Transcribe every line exactly. Leave the pictures behind.

────────

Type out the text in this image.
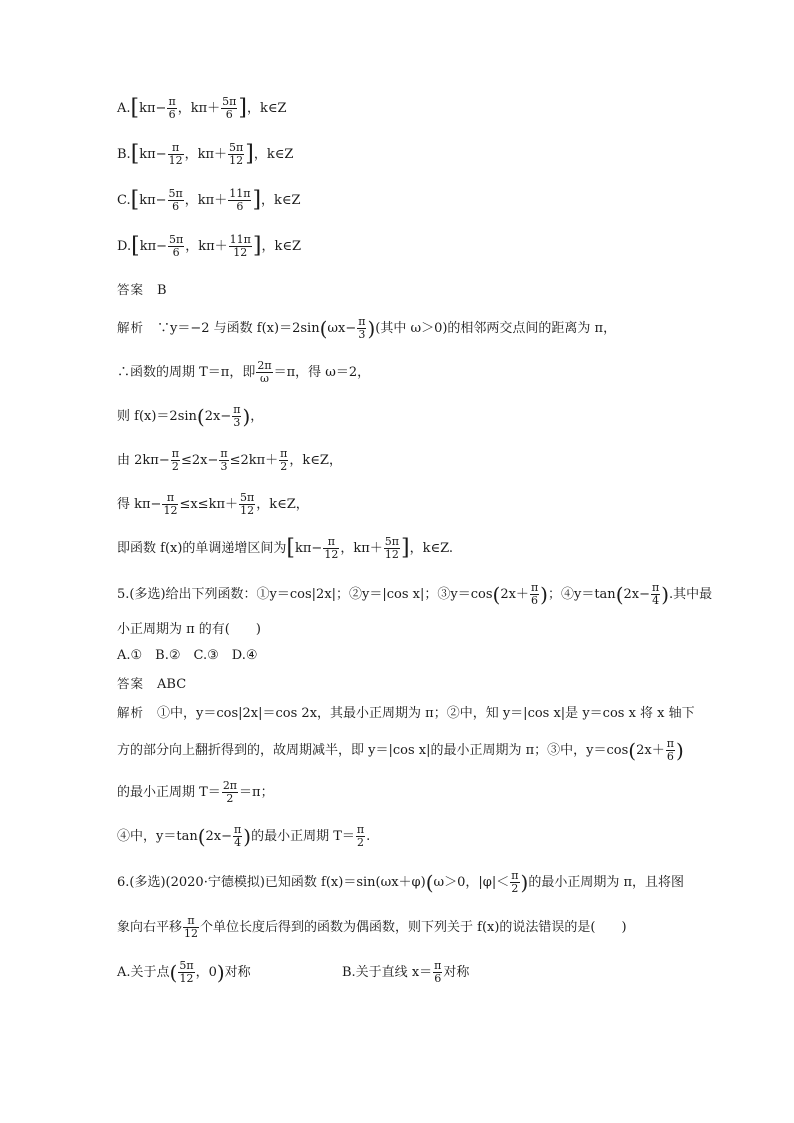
$A.[k\pi- \frac{\pi}{6}$ ，$k\pi+ \frac{5\pi}{6}$ ]，k∈Z
$B.[k\pi- \frac{\pi}{12}$ ，$k\pi+ \frac{5\pi}{12}$ ]，k∈Z
$C.[k\pi- \frac{5\pi}{6}$ ，$k\pi+ \frac{11\pi}{6}$ ]，k∈Z
$D.[k\pi- \frac{5\pi}{6}$ ，$k\pi+ \frac{11\pi}{12}$ ]，k∈Z
答案　 B
解析　 ∵y＝−2 与函数 $f(x)=2\sin(\omega x- \frac{\pi}{3}$ )(其中 ω＞0)的相邻两交点间的距离为 π，
∴函数的周期 T＝π，即 $\frac{2\pi}{\omega} =\pi$，得 ω＝2，
则 $f(x)=2\sin(2x- \frac{\pi}{3}$ )，
由 $2k\pi- \frac{\pi}{2} \le 2x- \frac{\pi}{3} \le 2k\pi+ \frac{\pi}{2}$ ，k∈Z，
得 $k\pi- \frac{\pi}{12} \le x\le k\pi+ \frac{5\pi}{12}$ ，k∈Z，
即函数 f(x)的单调递增区间为[$k\pi- \frac{\pi}{12}$ ，$k\pi+ \frac{5\pi}{12}$ ]，k∈Z.
5.(多选)给出下列函数：①y＝cos|2x|；②y＝|cos x|；③y＝cos(2x＋ $\frac{\pi}{6}$ )；④y＝tan(2x− $\frac{\pi}{4}$ ).其中最
小正周期为 π 的有(　　)
A.①　B.②　C.③　D.④
答案　 ABC
解析　 ①中，y＝cos|2x|＝cos 2x，其最小正周期为 π；②中，知 y＝|cos x|是 y＝cos x 将 x 轴下
方的部分向上翻折得到的，故周期减半，即 y＝|cos x|的最小正周期为 π；③中，$y=\cos(2x+ \frac{\pi}{6}$ )
的最小正周期 $T= \frac{2\pi}{2} =\pi$；
④中，$y=\tan(2x- \frac{\pi}{4}$ )的最小正周期 $T= \frac{\pi}{2}$ .
6.(多选)(2020·宁德模拟)已知函数 f(x)＝sin(ωx＋φ)(ω＞0，$|\varphi|< \frac{\pi}{2}$ )的最小正周期为 π，且将图
象向右平移 $\frac{\pi}{12}$ 个单位长度后得到的函数为偶函数，则下列关于 f(x)的说法错误的是(　　)
A.关于点( $\frac{5\pi}{12}$ ，0)对称	B.关于直线 $x= \frac{\pi}{6}$ 对称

────────

▶ **THE REPLY**:
Type out the text in this image.
$A.[k\pi- \frac{\pi}{6}$ ，$k\pi+ \frac{5\pi}{6}$ ]，k∈Z
$B.[k\pi- \frac{\pi}{12}$ ，$k\pi+ \frac{5\pi}{12}$ ]，k∈Z
$C.[k\pi- \frac{5\pi}{6}$ ，$k\pi+ \frac{11\pi}{6}$ ]，k∈Z
$D.[k\pi- \frac{5\pi}{6}$ ，$k\pi+ \frac{11\pi}{12}$ ]，k∈Z
答案　 B
解析　 ∵y＝−2 与函数 $f(x)=2\sin(\omega x- \frac{\pi}{3}$ )(其中 ω＞0)的相邻两交点间的距离为 π，
∴函数的周期 T＝π，即 $\frac{2\pi}{\omega} =\pi$，得 ω＝2，
则 $f(x)=2\sin(2x- \frac{\pi}{3}$ )，
由 $2k\pi- \frac{\pi}{2} \le 2x- \frac{\pi}{3} \le 2k\pi+ \frac{\pi}{2}$ ，k∈Z，
得 $k\pi- \frac{\pi}{12} \le x\le k\pi+ \frac{5\pi}{12}$ ，k∈Z，
即函数 f(x)的单调递增区间为[$k\pi- \frac{\pi}{12}$ ，$k\pi+ \frac{5\pi}{12}$ ]，k∈Z.
5.(多选)给出下列函数：①y＝cos|2x|；②y＝|cos x|；③y＝cos(2x＋ $\frac{\pi}{6}$ )；④y＝tan(2x− $\frac{\pi}{4}$ ).其中最
小正周期为 π 的有(　　)
A.①　B.②　C.③　D.④
答案　 ABC
解析　 ①中，y＝cos|2x|＝cos 2x，其最小正周期为 π；②中，知 y＝|cos x|是 y＝cos x 将 x 轴下
方的部分向上翻折得到的，故周期减半，即 y＝|cos x|的最小正周期为 π；③中，$y=\cos(2x+ \frac{\pi}{6}$ )
的最小正周期 $T= \frac{2\pi}{2} =\pi$；
④中，$y=\tan(2x- \frac{\pi}{4}$ )的最小正周期 $T= \frac{\pi}{2}$ .
6.(多选)(2020·宁德模拟)已知函数 f(x)＝sin(ωx＋φ)(ω＞0，$|\varphi|< \frac{\pi}{2}$ )的最小正周期为 π，且将图
象向右平移 $\frac{\pi}{12}$ 个单位长度后得到的函数为偶函数，则下列关于 f(x)的说法错误的是(　　)
A.关于点( $\frac{5\pi}{12}$ ，0)对称	B.关于直线 $x= \frac{\pi}{6}$ 对称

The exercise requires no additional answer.